begin

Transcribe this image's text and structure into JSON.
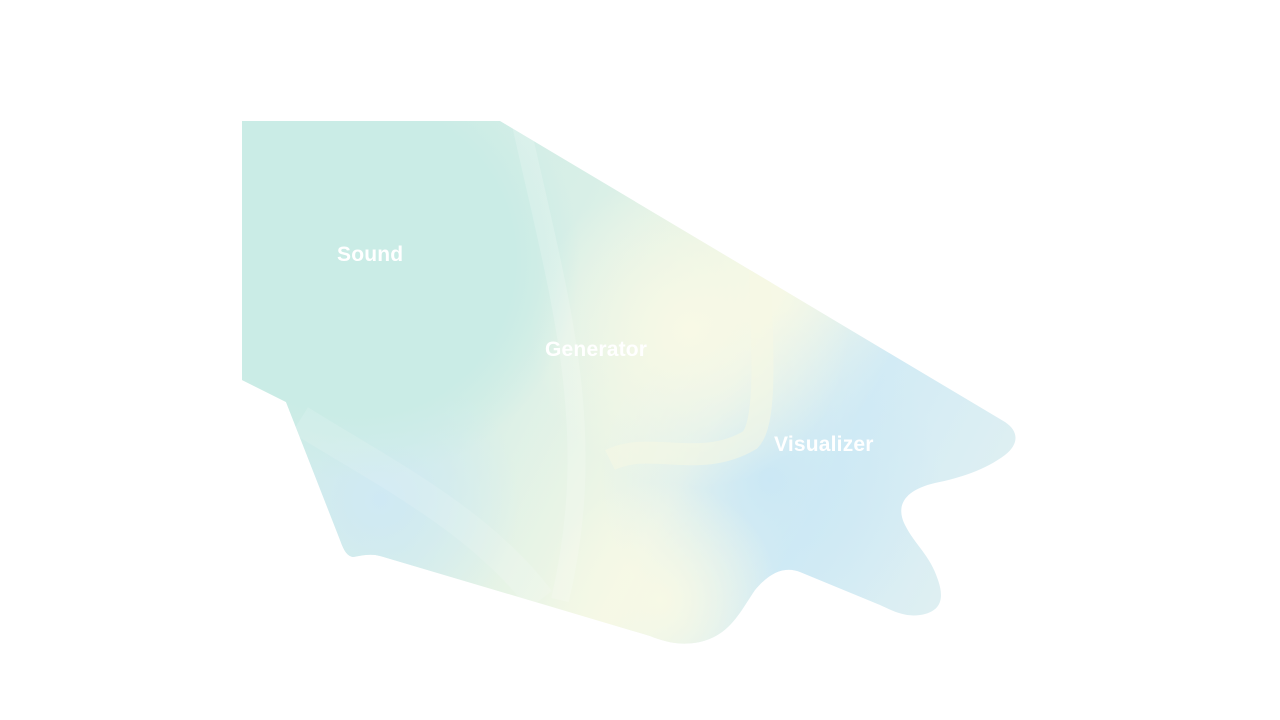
{
  "hero": {
    "words": [
      "Sound",
      "Generator",
      "Visualizer"
    ]
  },
  "colors": {
    "background": "#ffffff",
    "mint": "#cbece6",
    "cream": "#f5f8e6",
    "sky": "#cfeaf5",
    "text": "#ffffff"
  }
}
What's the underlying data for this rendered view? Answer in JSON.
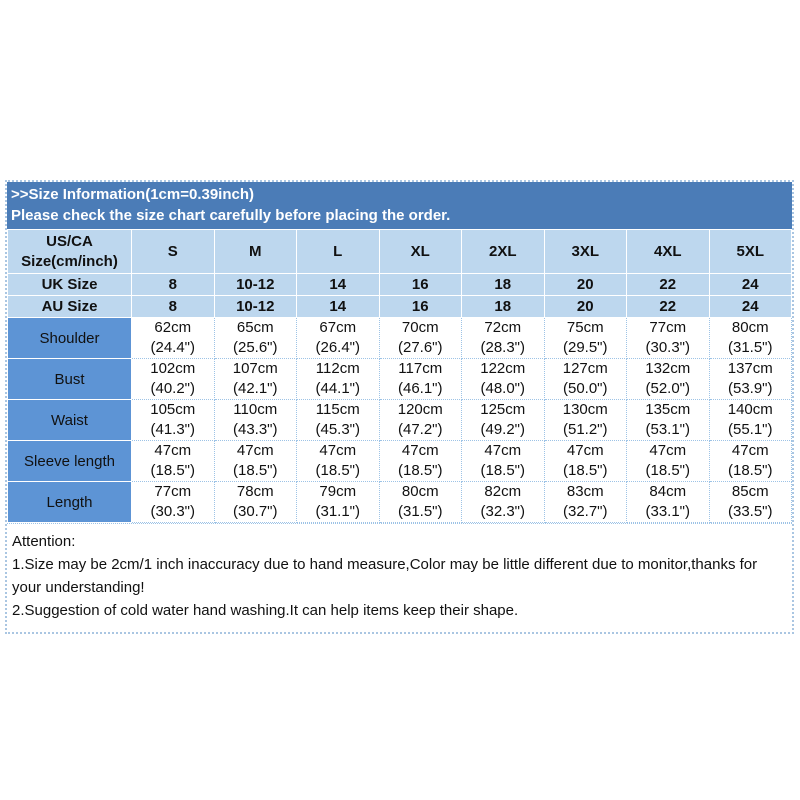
{
  "banner": {
    "line1": ">>Size Information(1cm=0.39inch)",
    "line2": "Please check the size chart carefully before placing the order."
  },
  "colors": {
    "banner_bg": "#4b7cb7",
    "header_cell_bg": "#bdd7ee",
    "label_cell_bg": "#5d94d5",
    "data_border": "#9dc3e6"
  },
  "chart_data": {
    "type": "table",
    "title": "Size Information(1cm=0.39inch)",
    "corner_label": "US/CA\nSize(cm/inch)",
    "size_headers": [
      "S",
      "M",
      "L",
      "XL",
      "2XL",
      "3XL",
      "4XL",
      "5XL"
    ],
    "uk_row": {
      "label": "UK Size",
      "values": [
        "8",
        "10-12",
        "14",
        "16",
        "18",
        "20",
        "22",
        "24"
      ]
    },
    "au_row": {
      "label": "AU Size",
      "values": [
        "8",
        "10-12",
        "14",
        "16",
        "18",
        "20",
        "22",
        "24"
      ]
    },
    "measurements": [
      {
        "label": "Shoulder",
        "values": [
          "62cm\n(24.4\")",
          "65cm\n(25.6\")",
          "67cm\n(26.4\")",
          "70cm\n(27.6\")",
          "72cm\n(28.3\")",
          "75cm\n(29.5\")",
          "77cm\n(30.3\")",
          "80cm\n(31.5\")"
        ]
      },
      {
        "label": "Bust",
        "values": [
          "102cm\n(40.2\")",
          "107cm\n(42.1\")",
          "112cm\n(44.1\")",
          "117cm\n(46.1\")",
          "122cm\n(48.0\")",
          "127cm\n(50.0\")",
          "132cm\n(52.0\")",
          "137cm\n(53.9\")"
        ]
      },
      {
        "label": "Waist",
        "values": [
          "105cm\n(41.3\")",
          "110cm\n(43.3\")",
          "115cm\n(45.3\")",
          "120cm\n(47.2\")",
          "125cm\n(49.2\")",
          "130cm\n(51.2\")",
          "135cm\n(53.1\")",
          "140cm\n(55.1\")"
        ]
      },
      {
        "label": "Sleeve length",
        "values": [
          "47cm\n(18.5\")",
          "47cm\n(18.5\")",
          "47cm\n(18.5\")",
          "47cm\n(18.5\")",
          "47cm\n(18.5\")",
          "47cm\n(18.5\")",
          "47cm\n(18.5\")",
          "47cm\n(18.5\")"
        ]
      },
      {
        "label": "Length",
        "values": [
          "77cm\n(30.3\")",
          "78cm\n(30.7\")",
          "79cm\n(31.1\")",
          "80cm\n(31.5\")",
          "82cm\n(32.3\")",
          "83cm\n(32.7\")",
          "84cm\n(33.1\")",
          "85cm\n(33.5\")"
        ]
      }
    ]
  },
  "attention": {
    "title": "Attention:",
    "lines": [
      "1.Size may be 2cm/1 inch inaccuracy due to hand measure,Color may be little different due to monitor,thanks for your understanding!",
      "2.Suggestion of cold water hand washing.It can help items keep their shape."
    ]
  }
}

end

▸ DIRECTIVE
Please repeat the entries exactly. Do not include the pictures.

▸ RESULT OF THE EXERCISE
Transcribe this image's text and structure into JSON.
{
  "hero": {
    "words": [
      "Sound",
      "Generator",
      "Visualizer"
    ]
  },
  "colors": {
    "background": "#ffffff",
    "mint": "#cbece6",
    "cream": "#f5f8e6",
    "sky": "#cfeaf5",
    "text": "#ffffff"
  }
}
What's the underlying data for this rendered view? Answer in JSON.
{
  "banner": {
    "line1": ">>Size Information(1cm=0.39inch)",
    "line2": "Please check the size chart carefully before placing the order."
  },
  "colors": {
    "banner_bg": "#4b7cb7",
    "header_cell_bg": "#bdd7ee",
    "label_cell_bg": "#5d94d5",
    "data_border": "#9dc3e6"
  },
  "chart_data": {
    "type": "table",
    "title": "Size Information(1cm=0.39inch)",
    "corner_label": "US/CA\nSize(cm/inch)",
    "size_headers": [
      "S",
      "M",
      "L",
      "XL",
      "2XL",
      "3XL",
      "4XL",
      "5XL"
    ],
    "uk_row": {
      "label": "UK Size",
      "values": [
        "8",
        "10-12",
        "14",
        "16",
        "18",
        "20",
        "22",
        "24"
      ]
    },
    "au_row": {
      "label": "AU Size",
      "values": [
        "8",
        "10-12",
        "14",
        "16",
        "18",
        "20",
        "22",
        "24"
      ]
    },
    "measurements": [
      {
        "label": "Shoulder",
        "values": [
          "62cm\n(24.4\")",
          "65cm\n(25.6\")",
          "67cm\n(26.4\")",
          "70cm\n(27.6\")",
          "72cm\n(28.3\")",
          "75cm\n(29.5\")",
          "77cm\n(30.3\")",
          "80cm\n(31.5\")"
        ]
      },
      {
        "label": "Bust",
        "values": [
          "102cm\n(40.2\")",
          "107cm\n(42.1\")",
          "112cm\n(44.1\")",
          "117cm\n(46.1\")",
          "122cm\n(48.0\")",
          "127cm\n(50.0\")",
          "132cm\n(52.0\")",
          "137cm\n(53.9\")"
        ]
      },
      {
        "label": "Waist",
        "values": [
          "105cm\n(41.3\")",
          "110cm\n(43.3\")",
          "115cm\n(45.3\")",
          "120cm\n(47.2\")",
          "125cm\n(49.2\")",
          "130cm\n(51.2\")",
          "135cm\n(53.1\")",
          "140cm\n(55.1\")"
        ]
      },
      {
        "label": "Sleeve length",
        "values": [
          "47cm\n(18.5\")",
          "47cm\n(18.5\")",
          "47cm\n(18.5\")",
          "47cm\n(18.5\")",
          "47cm\n(18.5\")",
          "47cm\n(18.5\")",
          "47cm\n(18.5\")",
          "47cm\n(18.5\")"
        ]
      },
      {
        "label": "Length",
        "values": [
          "77cm\n(30.3\")",
          "78cm\n(30.7\")",
          "79cm\n(31.1\")",
          "80cm\n(31.5\")",
          "82cm\n(32.3\")",
          "83cm\n(32.7\")",
          "84cm\n(33.1\")",
          "85cm\n(33.5\")"
        ]
      }
    ]
  },
  "attention": {
    "title": "Attention:",
    "lines": [
      "1.Size may be 2cm/1 inch inaccuracy due to hand measure,Color may be little different due to monitor,thanks for your understanding!",
      "2.Suggestion of cold water hand washing.It can help items keep their shape."
    ]
  }
}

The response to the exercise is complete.